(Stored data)
———

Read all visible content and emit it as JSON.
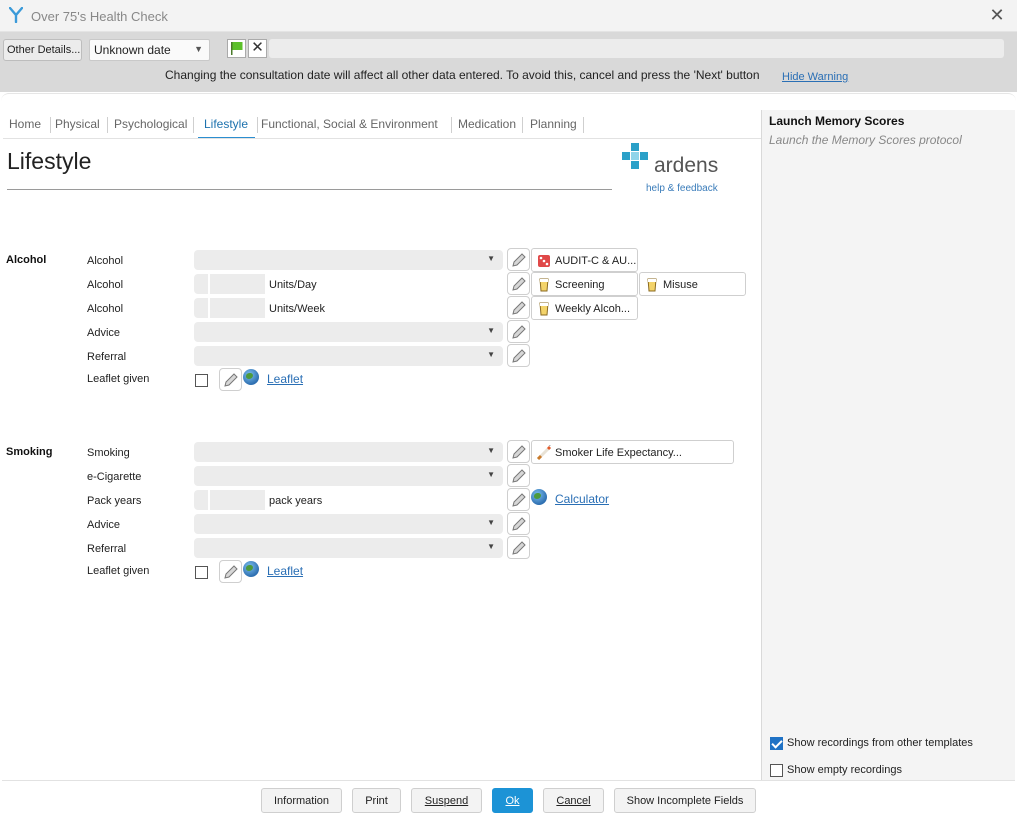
{
  "window": {
    "title": "Over 75's Health Check"
  },
  "toolbar": {
    "other_details_label": "Other Details...",
    "date_value": "Unknown date",
    "warning_text": "Changing the consultation date will affect all other data entered. To avoid this, cancel and press the 'Next' button",
    "hide_warning_label": "Hide Warning"
  },
  "tabs": [
    "Home",
    "Physical",
    "Psychological",
    "Lifestyle",
    "Functional, Social & Environment",
    "Medication",
    "Planning"
  ],
  "active_tab": "Lifestyle",
  "page": {
    "title": "Lifestyle",
    "logo_brand": "ardens",
    "logo_help": "help & feedback"
  },
  "alcohol": {
    "section": "Alcohol",
    "rows": {
      "alcohol1": "Alcohol",
      "alcohol2": "Alcohol",
      "alcohol2_unit": "Units/Day",
      "alcohol3": "Alcohol",
      "alcohol3_unit": "Units/Week",
      "advice": "Advice",
      "referral": "Referral",
      "leaflet": "Leaflet given",
      "leaflet_link": "Leaflet"
    },
    "chips": {
      "audit": "AUDIT-C & AU...",
      "screening": "Screening",
      "misuse": "Misuse",
      "weekly": "Weekly Alcoh..."
    }
  },
  "smoking": {
    "section": "Smoking",
    "rows": {
      "smoking": "Smoking",
      "ecig": "e-Cigarette",
      "pack_years": "Pack years",
      "pack_years_unit": "pack years",
      "advice": "Advice",
      "referral": "Referral",
      "leaflet": "Leaflet given",
      "leaflet_link": "Leaflet",
      "calculator_link": "Calculator"
    },
    "chips": {
      "life_expectancy": "Smoker Life Expectancy..."
    }
  },
  "sidebar": {
    "memory_title": "Launch Memory Scores",
    "memory_subtitle": "Launch the Memory Scores protocol",
    "show_other_templates": "Show recordings from other templates",
    "show_other_templates_checked": true,
    "show_empty": "Show empty recordings",
    "show_empty_checked": false
  },
  "footer": {
    "information": "Information",
    "print": "Print",
    "suspend": "Suspend",
    "ok": "Ok",
    "cancel": "Cancel",
    "show_incomplete": "Show Incomplete Fields"
  },
  "colors": {
    "accent": "#1c93d6",
    "link": "#2a6fb5",
    "tab_active": "#1d72ae"
  }
}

———

§ To do: Determine how many lines of the material include the string "Scores". Output only that count.

§ Output of the exercise: 2